#### Exercise data:
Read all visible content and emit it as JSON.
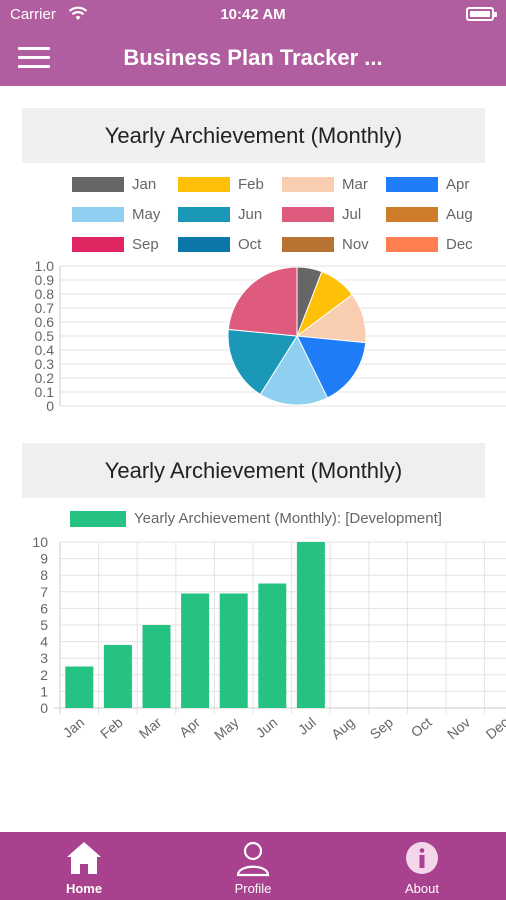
{
  "status_bar": {
    "carrier": "Carrier",
    "time": "10:42 AM"
  },
  "nav": {
    "title": "Business Plan Tracker ..."
  },
  "pie_card": {
    "title": "Yearly Archievement (Monthly)"
  },
  "bar_card": {
    "title": "Yearly Archievement (Monthly)"
  },
  "legend": {
    "months": [
      "Jan",
      "Feb",
      "Mar",
      "Apr",
      "May",
      "Jun",
      "Jul",
      "Aug",
      "Sep",
      "Oct",
      "Nov",
      "Dec"
    ],
    "colors": [
      "#666666",
      "#ffc107",
      "#f9cdb0",
      "#1f7ef7",
      "#8fcff0",
      "#1b97b8",
      "#de5b7e",
      "#ce7d2b",
      "#df2660",
      "#0b77a8",
      "#b87333",
      "#ff7f50"
    ]
  },
  "chart_data": [
    {
      "type": "pie",
      "categories": [
        "Jan",
        "Feb",
        "Mar",
        "Apr",
        "May",
        "Jun",
        "Jul",
        "Aug",
        "Sep",
        "Oct",
        "Nov",
        "Dec"
      ],
      "values": [
        2.5,
        3.8,
        5,
        6.9,
        6.9,
        7.5,
        10,
        0,
        0,
        0,
        0,
        0
      ],
      "colors": [
        "#666666",
        "#ffc107",
        "#f9cdb0",
        "#1f7ef7",
        "#8fcff0",
        "#1b97b8",
        "#de5b7e",
        "#ce7d2b",
        "#df2660",
        "#0b77a8",
        "#b87333",
        "#ff7f50"
      ],
      "yticks": [
        "0",
        "0.1",
        "0.2",
        "0.3",
        "0.4",
        "0.5",
        "0.6",
        "0.7",
        "0.8",
        "0.9",
        "1.0"
      ],
      "ylim": [
        0,
        1
      ],
      "grid": true,
      "legend_position": "top"
    },
    {
      "type": "bar",
      "series": [
        {
          "name": "Yearly Archievement (Monthly): [Development]",
          "color": "#26c281",
          "values": [
            2.5,
            3.8,
            5,
            6.9,
            6.9,
            7.5,
            10,
            null,
            null,
            null,
            null,
            null
          ]
        }
      ],
      "categories": [
        "Jan",
        "Feb",
        "Mar",
        "Apr",
        "May",
        "Jun",
        "Jul",
        "Aug",
        "Sep",
        "Oct",
        "Nov",
        "Dec"
      ],
      "yticks": [
        "0",
        "1",
        "2",
        "3",
        "4",
        "5",
        "6",
        "7",
        "8",
        "9",
        "10"
      ],
      "ylim": [
        0,
        10
      ],
      "grid": true,
      "legend_position": "top"
    }
  ],
  "tabs": [
    {
      "label": "Home",
      "icon": "home-icon",
      "active": true
    },
    {
      "label": "Profile",
      "icon": "profile-icon",
      "active": false
    },
    {
      "label": "About",
      "icon": "info-icon",
      "active": false
    }
  ]
}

#### What you should do:
Write out the listing above again, exactly, but with no pictures in the copy.

#### Response for this exercise:
Read all visible content and emit it as JSON.
{
  "status_bar": {
    "carrier": "Carrier",
    "time": "10:42 AM"
  },
  "nav": {
    "title": "Business Plan Tracker ..."
  },
  "pie_card": {
    "title": "Yearly Archievement (Monthly)"
  },
  "bar_card": {
    "title": "Yearly Archievement (Monthly)"
  },
  "legend": {
    "months": [
      "Jan",
      "Feb",
      "Mar",
      "Apr",
      "May",
      "Jun",
      "Jul",
      "Aug",
      "Sep",
      "Oct",
      "Nov",
      "Dec"
    ],
    "colors": [
      "#666666",
      "#ffc107",
      "#f9cdb0",
      "#1f7ef7",
      "#8fcff0",
      "#1b97b8",
      "#de5b7e",
      "#ce7d2b",
      "#df2660",
      "#0b77a8",
      "#b87333",
      "#ff7f50"
    ]
  },
  "chart_data": [
    {
      "type": "pie",
      "categories": [
        "Jan",
        "Feb",
        "Mar",
        "Apr",
        "May",
        "Jun",
        "Jul",
        "Aug",
        "Sep",
        "Oct",
        "Nov",
        "Dec"
      ],
      "values": [
        2.5,
        3.8,
        5,
        6.9,
        6.9,
        7.5,
        10,
        0,
        0,
        0,
        0,
        0
      ],
      "colors": [
        "#666666",
        "#ffc107",
        "#f9cdb0",
        "#1f7ef7",
        "#8fcff0",
        "#1b97b8",
        "#de5b7e",
        "#ce7d2b",
        "#df2660",
        "#0b77a8",
        "#b87333",
        "#ff7f50"
      ],
      "yticks": [
        "0",
        "0.1",
        "0.2",
        "0.3",
        "0.4",
        "0.5",
        "0.6",
        "0.7",
        "0.8",
        "0.9",
        "1.0"
      ],
      "ylim": [
        0,
        1
      ],
      "grid": true,
      "legend_position": "top"
    },
    {
      "type": "bar",
      "series": [
        {
          "name": "Yearly Archievement (Monthly): [Development]",
          "color": "#26c281",
          "values": [
            2.5,
            3.8,
            5,
            6.9,
            6.9,
            7.5,
            10,
            null,
            null,
            null,
            null,
            null
          ]
        }
      ],
      "categories": [
        "Jan",
        "Feb",
        "Mar",
        "Apr",
        "May",
        "Jun",
        "Jul",
        "Aug",
        "Sep",
        "Oct",
        "Nov",
        "Dec"
      ],
      "yticks": [
        "0",
        "1",
        "2",
        "3",
        "4",
        "5",
        "6",
        "7",
        "8",
        "9",
        "10"
      ],
      "ylim": [
        0,
        10
      ],
      "grid": true,
      "legend_position": "top"
    }
  ],
  "tabs": [
    {
      "label": "Home",
      "icon": "home-icon",
      "active": true
    },
    {
      "label": "Profile",
      "icon": "profile-icon",
      "active": false
    },
    {
      "label": "About",
      "icon": "info-icon",
      "active": false
    }
  ]
}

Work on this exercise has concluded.